┌──

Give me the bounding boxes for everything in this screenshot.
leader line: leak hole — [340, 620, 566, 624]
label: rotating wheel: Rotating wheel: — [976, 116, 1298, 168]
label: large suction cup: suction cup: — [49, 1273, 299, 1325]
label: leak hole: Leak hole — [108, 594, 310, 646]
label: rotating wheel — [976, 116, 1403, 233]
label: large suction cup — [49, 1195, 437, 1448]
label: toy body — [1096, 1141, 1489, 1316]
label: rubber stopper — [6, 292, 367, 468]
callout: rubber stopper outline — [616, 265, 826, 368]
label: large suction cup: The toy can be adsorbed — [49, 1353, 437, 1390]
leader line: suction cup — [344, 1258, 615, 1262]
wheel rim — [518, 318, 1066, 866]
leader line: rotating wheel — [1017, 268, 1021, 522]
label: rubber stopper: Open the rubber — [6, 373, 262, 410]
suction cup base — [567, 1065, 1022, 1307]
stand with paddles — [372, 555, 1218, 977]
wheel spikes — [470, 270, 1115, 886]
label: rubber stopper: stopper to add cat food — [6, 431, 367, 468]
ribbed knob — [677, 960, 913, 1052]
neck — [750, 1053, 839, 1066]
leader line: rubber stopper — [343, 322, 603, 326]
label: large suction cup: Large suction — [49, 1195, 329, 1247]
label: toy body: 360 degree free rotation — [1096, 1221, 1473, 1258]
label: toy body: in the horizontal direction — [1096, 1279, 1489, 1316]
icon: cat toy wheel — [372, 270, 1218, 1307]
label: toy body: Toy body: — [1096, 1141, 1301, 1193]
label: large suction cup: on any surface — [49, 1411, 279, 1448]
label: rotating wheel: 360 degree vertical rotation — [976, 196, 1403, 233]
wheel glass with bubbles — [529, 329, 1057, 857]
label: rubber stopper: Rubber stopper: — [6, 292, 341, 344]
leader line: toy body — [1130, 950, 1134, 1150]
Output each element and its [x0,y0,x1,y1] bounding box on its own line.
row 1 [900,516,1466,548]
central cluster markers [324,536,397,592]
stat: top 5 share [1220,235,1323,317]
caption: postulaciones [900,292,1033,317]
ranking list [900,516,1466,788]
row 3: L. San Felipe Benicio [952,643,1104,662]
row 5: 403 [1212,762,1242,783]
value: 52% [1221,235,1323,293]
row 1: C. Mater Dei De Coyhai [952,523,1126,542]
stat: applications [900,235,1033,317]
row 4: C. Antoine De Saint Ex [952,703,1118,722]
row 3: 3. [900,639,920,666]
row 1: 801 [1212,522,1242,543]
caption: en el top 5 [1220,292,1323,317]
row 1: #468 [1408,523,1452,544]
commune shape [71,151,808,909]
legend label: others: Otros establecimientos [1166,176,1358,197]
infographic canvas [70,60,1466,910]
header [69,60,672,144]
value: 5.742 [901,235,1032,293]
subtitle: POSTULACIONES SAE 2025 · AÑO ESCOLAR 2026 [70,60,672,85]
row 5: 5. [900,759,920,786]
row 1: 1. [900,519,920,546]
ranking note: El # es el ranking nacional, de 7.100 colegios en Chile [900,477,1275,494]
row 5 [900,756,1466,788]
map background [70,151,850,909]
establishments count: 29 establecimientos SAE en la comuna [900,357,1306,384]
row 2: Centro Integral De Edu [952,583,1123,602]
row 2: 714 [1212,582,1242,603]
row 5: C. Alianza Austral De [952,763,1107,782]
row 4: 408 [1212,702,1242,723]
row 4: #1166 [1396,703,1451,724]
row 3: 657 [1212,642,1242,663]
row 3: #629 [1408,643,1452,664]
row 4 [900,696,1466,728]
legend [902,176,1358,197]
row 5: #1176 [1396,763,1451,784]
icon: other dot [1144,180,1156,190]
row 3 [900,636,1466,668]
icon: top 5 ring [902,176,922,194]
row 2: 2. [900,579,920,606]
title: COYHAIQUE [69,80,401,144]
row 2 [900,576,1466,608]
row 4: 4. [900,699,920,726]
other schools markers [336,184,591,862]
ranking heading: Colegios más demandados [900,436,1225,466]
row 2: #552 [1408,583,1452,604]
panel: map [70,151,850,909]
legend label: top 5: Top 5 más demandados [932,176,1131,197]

└──

TO DO
Set out every line of the listing above as a JSON list of strings, one string per line, with blank lines left out.

FINISHED TASK
[
  "Give me the bounding boxes for everything in this screenshot.",
  "leader line: leak hole — [340, 620, 566, 624]",
  "label: rotating wheel: Rotating wheel: — [976, 116, 1298, 168]",
  "label: large suction cup: suction cup: — [49, 1273, 299, 1325]",
  "label: leak hole: Leak hole — [108, 594, 310, 646]",
  "label: rotating wheel — [976, 116, 1403, 233]",
  "label: large suction cup — [49, 1195, 437, 1448]",
  "label: toy body — [1096, 1141, 1489, 1316]",
  "label: rubber stopper — [6, 292, 367, 468]",
  "callout: rubber stopper outline — [616, 265, 826, 368]",
  "label: large suction cup: The toy can be adsorbed — [49, 1353, 437, 1390]",
  "leader line: suction cup — [344, 1258, 615, 1262]",
  "wheel rim — [518, 318, 1066, 866]",
  "leader line: rotating wheel — [1017, 268, 1021, 522]",
  "label: rubber stopper: Open the rubber — [6, 373, 262, 410]",
  "suction cup base — [567, 1065, 1022, 1307]",
  "stand with paddles — [372, 555, 1218, 977]",
  "wheel spikes — [470, 270, 1115, 886]",
  "label: rubber stopper: stopper to add cat food — [6, 431, 367, 468]",
  "ribbed knob — [677, 960, 913, 1052]",
  "neck — [750, 1053, 839, 1066]",
  "leader line: rubber stopper — [343, 322, 603, 326]",
  "label: large suction cup: Large suction — [49, 1195, 329, 1247]",
  "label: toy body: 360 degree free rotation — [1096, 1221, 1473, 1258]",
  "label: toy body: in the horizontal direction — [1096, 1279, 1489, 1316]",
  "icon: cat toy wheel — [372, 270, 1218, 1307]",
  "label: toy body: Toy body: — [1096, 1141, 1301, 1193]",
  "label: large suction cup: on any surface — [49, 1411, 279, 1448]",
  "label: rotating wheel: 360 degree vertical rotation — [976, 196, 1403, 233]",
  "wheel glass with bubbles — [529, 329, 1057, 857]",
  "label: rubber stopper: Rubber stopper: — [6, 292, 341, 344]",
  "leader line: toy body — [1130, 950, 1134, 1150]",
  "Output each element and its [x0,y0,x1,y1] bounding box on its own line.",
  "row 1 [900,516,1466,548]",
  "central cluster markers [324,536,397,592]",
  "stat: top 5 share [1220,235,1323,317]",
  "caption: postulaciones [900,292,1033,317]",
  "ranking list [900,516,1466,788]",
  "row 3: L. San Felipe Benicio [952,643,1104,662]",
  "row 5: 403 [1212,762,1242,783]",
  "value: 52% [1221,235,1323,293]",
  "row 1: C. Mater Dei De Coyhai [952,523,1126,542]",
  "stat: applications [900,235,1033,317]",
  "row 4: C. Antoine De Saint Ex [952,703,1118,722]",
  "row 3: 3. [900,639,920,666]",
  "row 1: 801 [1212,522,1242,543]",
  "caption: en el top 5 [1220,292,1323,317]",
  "row 1: #468 [1408,523,1452,544]",
  "commune shape [71,151,808,909]",
  "legend label: others: Otros establecimientos [1166,176,1358,197]",
  "infographic canvas [70,60,1466,910]",
  "header [69,60,672,144]",
  "value: 5.742 [901,235,1032,293]",
  "subtitle: POSTULACIONES SAE 2025 · AÑO ESCOLAR 2026 [70,60,672,85]",
  "row 5: 5. [900,759,920,786]",
  "row 1: 1. [900,519,920,546]",
  "ranking note: El # es el ranking nacional, de 7.100 colegios en Chile [900,477,1275,494]",
  "row 5 [900,756,1466,788]",
  "map background [70,151,850,909]",
  "establishments count: 29 establecimientos SAE en la comuna [900,357,1306,384]",
  "row 2: Centro Integral De Edu [952,583,1123,602]",
  "row 2: 714 [1212,582,1242,603]",
  "row 5: C. Alianza Austral De [952,763,1107,782]",
  "row 4: 408 [1212,702,1242,723]",
  "row 4: #1166 [1396,703,1451,724]",
  "row 3: 657 [1212,642,1242,663]",
  "row 3: #629 [1408,643,1452,664]",
  "row 4 [900,696,1466,728]",
  "legend [902,176,1358,197]",
  "row 5: #1176 [1396,763,1451,784]",
  "icon: other dot [1144,180,1156,190]",
  "row 3 [900,636,1466,668]",
  "icon: top 5 ring [902,176,922,194]",
  "row 2: 2. [900,579,920,606]",
  "title: COYHAIQUE [69,80,401,144]",
  "row 2 [900,576,1466,608]",
  "row 4: 4. [900,699,920,726]",
  "other schools markers [336,184,591,862]",
  "ranking heading: Colegios más demandados [900,436,1225,466]",
  "row 2: #552 [1408,583,1452,604]",
  "panel: map [70,151,850,909]",
  "legend label: top 5: Top 5 más demandados [932,176,1131,197]"
]